** Start of Extracted records **
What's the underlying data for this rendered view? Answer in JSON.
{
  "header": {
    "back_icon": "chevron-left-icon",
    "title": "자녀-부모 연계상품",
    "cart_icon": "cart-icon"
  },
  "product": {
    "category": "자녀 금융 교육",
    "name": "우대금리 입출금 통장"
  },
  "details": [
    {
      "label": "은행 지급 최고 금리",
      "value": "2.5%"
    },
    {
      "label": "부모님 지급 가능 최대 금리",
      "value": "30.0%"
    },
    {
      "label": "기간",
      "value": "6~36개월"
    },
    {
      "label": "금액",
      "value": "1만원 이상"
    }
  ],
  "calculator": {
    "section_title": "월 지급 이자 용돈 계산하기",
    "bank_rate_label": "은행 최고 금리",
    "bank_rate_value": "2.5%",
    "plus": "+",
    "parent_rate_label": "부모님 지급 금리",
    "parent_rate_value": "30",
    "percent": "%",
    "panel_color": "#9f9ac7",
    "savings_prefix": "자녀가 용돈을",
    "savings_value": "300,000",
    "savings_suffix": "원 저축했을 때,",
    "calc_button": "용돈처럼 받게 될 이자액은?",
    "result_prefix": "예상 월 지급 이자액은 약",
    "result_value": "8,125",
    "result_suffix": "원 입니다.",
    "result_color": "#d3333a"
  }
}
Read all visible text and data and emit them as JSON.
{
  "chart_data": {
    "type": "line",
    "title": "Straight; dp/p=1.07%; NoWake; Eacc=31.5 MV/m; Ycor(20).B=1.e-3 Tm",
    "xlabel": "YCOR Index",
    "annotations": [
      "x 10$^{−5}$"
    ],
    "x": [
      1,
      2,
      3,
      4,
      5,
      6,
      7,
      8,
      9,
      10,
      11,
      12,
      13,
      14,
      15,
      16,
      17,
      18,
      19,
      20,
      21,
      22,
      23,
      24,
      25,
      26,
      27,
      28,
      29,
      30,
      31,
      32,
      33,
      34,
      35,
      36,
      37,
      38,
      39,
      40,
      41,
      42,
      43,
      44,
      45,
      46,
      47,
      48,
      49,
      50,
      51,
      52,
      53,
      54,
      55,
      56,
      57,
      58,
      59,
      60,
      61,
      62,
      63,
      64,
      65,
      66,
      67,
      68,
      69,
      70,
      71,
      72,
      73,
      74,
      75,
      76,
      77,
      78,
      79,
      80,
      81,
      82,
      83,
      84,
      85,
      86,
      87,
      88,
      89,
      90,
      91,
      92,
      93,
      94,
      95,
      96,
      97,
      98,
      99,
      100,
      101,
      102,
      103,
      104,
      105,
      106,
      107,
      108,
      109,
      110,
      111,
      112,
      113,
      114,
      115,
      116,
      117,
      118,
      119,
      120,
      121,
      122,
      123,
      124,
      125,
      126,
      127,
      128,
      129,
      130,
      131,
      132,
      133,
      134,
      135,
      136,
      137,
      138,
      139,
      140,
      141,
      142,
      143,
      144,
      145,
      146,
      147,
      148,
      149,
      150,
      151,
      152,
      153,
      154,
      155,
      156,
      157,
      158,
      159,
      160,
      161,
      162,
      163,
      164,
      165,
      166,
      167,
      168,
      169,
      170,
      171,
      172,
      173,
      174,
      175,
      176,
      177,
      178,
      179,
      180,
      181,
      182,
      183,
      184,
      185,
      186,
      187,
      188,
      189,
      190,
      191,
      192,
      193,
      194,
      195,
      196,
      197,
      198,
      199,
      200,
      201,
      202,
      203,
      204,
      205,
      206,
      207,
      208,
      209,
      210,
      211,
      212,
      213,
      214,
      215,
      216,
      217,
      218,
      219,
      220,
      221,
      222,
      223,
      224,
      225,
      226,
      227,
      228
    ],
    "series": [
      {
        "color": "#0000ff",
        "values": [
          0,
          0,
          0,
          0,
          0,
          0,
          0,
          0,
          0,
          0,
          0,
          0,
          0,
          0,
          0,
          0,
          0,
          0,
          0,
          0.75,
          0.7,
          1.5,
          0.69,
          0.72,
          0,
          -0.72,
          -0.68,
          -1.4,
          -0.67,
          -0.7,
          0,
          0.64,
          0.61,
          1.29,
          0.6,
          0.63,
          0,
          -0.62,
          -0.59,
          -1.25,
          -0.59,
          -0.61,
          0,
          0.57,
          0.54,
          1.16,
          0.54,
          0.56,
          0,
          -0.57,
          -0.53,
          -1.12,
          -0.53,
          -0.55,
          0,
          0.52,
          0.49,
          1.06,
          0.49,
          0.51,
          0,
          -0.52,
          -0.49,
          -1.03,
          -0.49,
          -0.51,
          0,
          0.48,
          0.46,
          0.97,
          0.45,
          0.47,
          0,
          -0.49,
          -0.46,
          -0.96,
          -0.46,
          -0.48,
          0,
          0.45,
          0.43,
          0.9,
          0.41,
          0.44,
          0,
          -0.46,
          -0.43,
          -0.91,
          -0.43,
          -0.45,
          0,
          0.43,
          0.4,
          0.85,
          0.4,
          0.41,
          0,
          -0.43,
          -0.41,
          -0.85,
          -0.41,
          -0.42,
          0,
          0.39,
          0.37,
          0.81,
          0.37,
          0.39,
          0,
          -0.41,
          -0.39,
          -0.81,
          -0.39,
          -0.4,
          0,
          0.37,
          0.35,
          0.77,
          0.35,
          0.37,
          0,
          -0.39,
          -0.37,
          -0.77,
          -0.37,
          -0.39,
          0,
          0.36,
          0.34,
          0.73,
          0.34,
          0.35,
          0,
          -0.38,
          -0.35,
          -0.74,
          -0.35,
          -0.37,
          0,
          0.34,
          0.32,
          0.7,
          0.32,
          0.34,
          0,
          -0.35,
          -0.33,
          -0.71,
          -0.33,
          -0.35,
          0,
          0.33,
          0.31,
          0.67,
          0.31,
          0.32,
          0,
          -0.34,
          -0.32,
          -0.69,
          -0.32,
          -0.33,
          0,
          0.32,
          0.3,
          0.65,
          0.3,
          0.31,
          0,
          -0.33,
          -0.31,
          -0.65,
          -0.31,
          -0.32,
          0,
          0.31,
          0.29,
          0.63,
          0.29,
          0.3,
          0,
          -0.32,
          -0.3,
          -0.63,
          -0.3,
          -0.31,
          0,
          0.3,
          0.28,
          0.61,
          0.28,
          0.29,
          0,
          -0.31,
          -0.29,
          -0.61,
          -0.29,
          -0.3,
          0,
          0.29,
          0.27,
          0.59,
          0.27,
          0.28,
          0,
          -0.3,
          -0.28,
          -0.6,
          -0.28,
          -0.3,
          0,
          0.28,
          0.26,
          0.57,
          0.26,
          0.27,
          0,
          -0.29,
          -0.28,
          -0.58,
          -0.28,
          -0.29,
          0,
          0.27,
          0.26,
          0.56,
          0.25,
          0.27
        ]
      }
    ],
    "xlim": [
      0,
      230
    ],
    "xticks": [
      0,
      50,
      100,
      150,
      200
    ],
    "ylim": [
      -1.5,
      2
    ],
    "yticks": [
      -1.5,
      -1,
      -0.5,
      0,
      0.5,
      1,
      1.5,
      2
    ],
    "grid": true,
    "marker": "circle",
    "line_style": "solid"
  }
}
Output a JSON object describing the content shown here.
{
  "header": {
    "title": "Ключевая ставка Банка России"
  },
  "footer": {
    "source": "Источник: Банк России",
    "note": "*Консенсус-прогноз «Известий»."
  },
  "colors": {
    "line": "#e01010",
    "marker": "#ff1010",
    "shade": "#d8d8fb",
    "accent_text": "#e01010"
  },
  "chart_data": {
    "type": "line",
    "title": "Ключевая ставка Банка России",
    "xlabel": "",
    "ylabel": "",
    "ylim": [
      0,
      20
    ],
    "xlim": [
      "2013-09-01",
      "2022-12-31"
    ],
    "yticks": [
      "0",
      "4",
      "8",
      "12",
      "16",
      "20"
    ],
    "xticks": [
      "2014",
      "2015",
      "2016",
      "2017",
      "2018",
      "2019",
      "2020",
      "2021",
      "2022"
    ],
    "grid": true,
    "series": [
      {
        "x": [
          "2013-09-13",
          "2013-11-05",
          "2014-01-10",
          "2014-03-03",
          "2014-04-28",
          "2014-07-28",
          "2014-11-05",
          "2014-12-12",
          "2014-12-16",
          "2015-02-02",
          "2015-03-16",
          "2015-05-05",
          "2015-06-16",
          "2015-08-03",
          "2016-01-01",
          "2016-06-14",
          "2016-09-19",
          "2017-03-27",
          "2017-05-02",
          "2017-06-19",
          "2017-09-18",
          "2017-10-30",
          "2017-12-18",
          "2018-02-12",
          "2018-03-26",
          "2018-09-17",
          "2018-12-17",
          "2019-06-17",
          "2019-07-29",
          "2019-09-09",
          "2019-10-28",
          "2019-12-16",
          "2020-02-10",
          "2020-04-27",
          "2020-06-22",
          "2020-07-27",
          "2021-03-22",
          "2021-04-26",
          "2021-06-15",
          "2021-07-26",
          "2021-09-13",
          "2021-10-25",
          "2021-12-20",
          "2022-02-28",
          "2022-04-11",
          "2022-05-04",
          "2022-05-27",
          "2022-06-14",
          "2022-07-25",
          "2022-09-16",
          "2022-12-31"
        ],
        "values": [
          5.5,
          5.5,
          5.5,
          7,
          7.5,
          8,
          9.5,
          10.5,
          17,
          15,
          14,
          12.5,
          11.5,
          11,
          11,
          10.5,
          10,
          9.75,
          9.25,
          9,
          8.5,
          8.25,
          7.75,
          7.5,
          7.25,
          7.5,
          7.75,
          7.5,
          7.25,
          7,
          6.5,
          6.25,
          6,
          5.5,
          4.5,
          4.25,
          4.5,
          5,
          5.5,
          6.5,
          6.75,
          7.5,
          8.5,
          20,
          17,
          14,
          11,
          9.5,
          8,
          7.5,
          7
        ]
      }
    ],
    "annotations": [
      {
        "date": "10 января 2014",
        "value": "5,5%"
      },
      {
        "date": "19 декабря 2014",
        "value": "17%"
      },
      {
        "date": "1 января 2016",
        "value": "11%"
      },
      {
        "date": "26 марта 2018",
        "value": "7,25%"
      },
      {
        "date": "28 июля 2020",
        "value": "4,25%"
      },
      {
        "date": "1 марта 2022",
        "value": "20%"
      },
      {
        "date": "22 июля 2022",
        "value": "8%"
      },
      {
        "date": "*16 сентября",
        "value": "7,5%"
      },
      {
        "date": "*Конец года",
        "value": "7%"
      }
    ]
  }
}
** End of Extracted records **
What the task requires: Each line in the entries above that includes the string "JSON" should be extracted.

Result for this task:
What's the underlying data for this rendered view? Answer in JSON.
Read all visible text and data and emit them as JSON.
Output a JSON object describing the content shown here.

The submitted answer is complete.